THE TASK: Report how many lines in the records below contain the word "JSON". Give only the number.

INPUT MATERIAL:
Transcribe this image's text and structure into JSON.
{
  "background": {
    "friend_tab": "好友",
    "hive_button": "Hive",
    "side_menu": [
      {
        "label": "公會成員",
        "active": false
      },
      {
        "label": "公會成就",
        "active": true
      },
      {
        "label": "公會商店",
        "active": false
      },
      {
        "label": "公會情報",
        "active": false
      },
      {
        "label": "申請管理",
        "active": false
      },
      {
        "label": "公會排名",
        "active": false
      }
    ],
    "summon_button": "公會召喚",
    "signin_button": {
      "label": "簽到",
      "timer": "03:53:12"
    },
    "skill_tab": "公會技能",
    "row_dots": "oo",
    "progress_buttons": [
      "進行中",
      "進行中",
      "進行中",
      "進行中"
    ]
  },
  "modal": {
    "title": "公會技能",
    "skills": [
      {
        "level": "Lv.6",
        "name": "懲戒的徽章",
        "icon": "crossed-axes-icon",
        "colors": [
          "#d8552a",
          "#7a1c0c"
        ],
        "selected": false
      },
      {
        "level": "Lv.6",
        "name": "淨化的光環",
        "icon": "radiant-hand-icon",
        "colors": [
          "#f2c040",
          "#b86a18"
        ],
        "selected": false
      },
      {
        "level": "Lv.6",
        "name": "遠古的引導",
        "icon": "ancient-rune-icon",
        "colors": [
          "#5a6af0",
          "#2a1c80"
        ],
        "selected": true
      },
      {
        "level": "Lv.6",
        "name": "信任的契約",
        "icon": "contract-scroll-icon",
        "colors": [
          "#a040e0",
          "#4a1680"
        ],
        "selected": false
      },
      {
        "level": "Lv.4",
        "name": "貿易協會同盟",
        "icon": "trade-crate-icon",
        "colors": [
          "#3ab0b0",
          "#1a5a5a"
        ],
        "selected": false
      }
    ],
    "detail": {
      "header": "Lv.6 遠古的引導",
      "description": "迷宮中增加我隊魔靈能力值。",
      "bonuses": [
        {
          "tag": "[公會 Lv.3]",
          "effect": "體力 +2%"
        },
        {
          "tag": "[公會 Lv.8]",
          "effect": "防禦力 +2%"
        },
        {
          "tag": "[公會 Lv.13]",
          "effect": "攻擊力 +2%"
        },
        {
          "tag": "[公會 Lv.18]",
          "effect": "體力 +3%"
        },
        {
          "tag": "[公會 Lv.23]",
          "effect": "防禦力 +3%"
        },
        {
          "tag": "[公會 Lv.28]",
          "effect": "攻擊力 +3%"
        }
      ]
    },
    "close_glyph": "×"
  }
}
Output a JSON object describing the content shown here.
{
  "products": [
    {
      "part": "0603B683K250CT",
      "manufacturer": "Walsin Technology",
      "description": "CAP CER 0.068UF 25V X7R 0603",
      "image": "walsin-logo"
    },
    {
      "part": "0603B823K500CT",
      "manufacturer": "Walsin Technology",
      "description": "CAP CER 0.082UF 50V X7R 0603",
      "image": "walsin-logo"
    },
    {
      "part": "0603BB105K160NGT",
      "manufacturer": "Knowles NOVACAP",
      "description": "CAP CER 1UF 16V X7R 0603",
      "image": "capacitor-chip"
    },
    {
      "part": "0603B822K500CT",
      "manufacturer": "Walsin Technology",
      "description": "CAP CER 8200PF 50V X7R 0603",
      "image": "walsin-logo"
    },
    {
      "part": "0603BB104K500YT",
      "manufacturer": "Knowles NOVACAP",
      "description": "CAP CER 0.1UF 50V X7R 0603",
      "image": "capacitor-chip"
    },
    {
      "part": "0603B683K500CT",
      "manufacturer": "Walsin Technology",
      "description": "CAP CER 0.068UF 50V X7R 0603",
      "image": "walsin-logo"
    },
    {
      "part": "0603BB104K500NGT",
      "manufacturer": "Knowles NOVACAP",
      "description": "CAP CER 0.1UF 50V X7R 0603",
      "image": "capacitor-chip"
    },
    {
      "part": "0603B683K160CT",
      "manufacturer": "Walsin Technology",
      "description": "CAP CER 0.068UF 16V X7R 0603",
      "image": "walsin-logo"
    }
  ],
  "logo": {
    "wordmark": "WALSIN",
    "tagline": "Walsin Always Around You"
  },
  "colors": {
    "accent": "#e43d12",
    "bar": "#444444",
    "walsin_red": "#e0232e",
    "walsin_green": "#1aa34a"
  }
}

PROBLEM SOLUTION: 2